Request> Extract all lines in the data that contain the word "theta".
-----
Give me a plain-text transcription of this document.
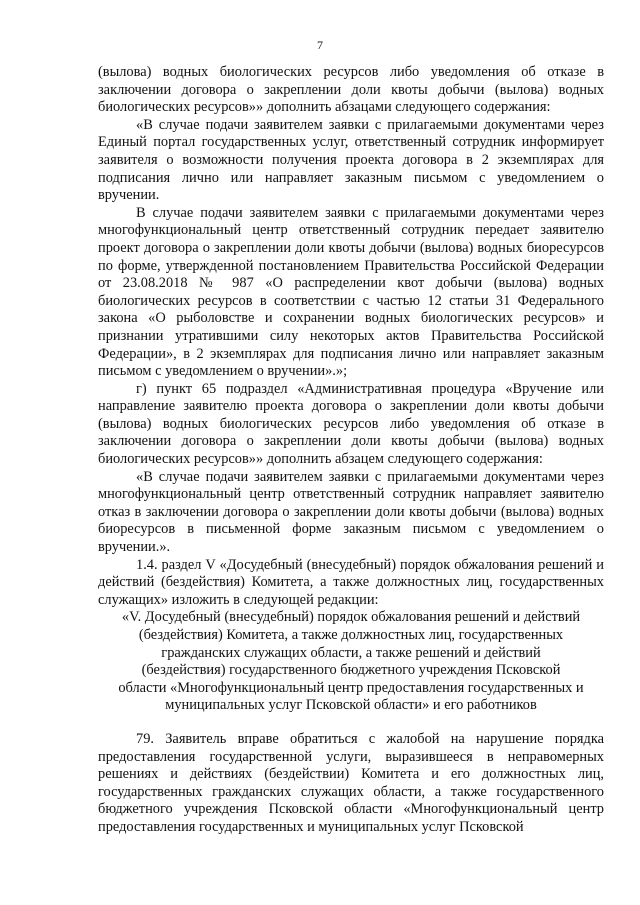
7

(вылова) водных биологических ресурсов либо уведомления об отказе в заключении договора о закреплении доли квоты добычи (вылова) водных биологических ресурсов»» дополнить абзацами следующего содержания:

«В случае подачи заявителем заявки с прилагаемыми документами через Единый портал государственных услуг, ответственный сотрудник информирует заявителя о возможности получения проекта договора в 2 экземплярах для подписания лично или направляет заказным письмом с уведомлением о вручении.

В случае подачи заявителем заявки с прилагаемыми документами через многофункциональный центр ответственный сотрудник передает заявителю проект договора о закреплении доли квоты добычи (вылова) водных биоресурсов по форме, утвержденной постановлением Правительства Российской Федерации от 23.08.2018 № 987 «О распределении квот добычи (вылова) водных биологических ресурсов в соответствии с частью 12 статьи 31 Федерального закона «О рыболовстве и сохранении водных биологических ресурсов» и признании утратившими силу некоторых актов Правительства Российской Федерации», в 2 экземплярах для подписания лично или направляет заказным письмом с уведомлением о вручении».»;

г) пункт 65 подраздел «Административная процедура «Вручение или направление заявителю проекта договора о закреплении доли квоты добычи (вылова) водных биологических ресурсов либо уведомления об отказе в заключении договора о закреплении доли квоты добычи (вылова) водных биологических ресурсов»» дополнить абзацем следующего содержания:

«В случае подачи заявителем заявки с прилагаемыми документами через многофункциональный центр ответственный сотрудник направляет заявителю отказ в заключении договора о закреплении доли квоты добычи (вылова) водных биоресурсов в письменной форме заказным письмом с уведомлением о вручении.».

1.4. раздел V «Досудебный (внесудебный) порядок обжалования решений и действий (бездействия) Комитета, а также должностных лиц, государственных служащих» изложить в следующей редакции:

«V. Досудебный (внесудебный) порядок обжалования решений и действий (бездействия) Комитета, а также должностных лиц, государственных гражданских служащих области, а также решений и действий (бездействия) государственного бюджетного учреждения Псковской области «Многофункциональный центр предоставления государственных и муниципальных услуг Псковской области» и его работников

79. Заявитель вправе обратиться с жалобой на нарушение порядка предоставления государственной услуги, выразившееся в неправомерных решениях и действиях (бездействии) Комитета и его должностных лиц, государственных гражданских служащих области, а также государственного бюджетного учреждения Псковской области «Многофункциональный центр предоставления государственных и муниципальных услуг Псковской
-----
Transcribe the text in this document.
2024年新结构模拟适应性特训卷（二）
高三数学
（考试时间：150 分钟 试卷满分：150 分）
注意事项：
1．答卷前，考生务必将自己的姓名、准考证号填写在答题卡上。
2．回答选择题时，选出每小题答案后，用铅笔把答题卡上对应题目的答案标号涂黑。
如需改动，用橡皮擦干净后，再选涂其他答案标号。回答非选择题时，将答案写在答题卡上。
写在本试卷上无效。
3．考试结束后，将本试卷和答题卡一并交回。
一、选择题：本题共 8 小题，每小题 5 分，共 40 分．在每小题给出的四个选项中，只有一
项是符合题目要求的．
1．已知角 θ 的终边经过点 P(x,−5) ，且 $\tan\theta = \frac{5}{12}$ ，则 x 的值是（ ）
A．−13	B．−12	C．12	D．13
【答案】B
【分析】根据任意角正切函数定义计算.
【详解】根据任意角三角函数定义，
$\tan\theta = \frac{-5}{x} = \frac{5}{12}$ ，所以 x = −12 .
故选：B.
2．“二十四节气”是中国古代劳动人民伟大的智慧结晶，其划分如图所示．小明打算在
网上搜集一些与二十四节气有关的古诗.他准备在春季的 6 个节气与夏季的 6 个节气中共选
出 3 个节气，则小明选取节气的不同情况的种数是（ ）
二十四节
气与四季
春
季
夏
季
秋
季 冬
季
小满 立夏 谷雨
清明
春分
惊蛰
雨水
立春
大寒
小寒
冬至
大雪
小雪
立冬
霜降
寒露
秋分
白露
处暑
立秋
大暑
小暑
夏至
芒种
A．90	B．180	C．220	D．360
-----
Written reply>
1．已知角 θ 的终边经过点 P(x,−5) ，且 $\tan\theta = \frac{5}{12}$ ，则 x 的值是（ ）
$\tan\theta = \frac{-5}{x} = \frac{5}{12}$ ，所以 x = −12 .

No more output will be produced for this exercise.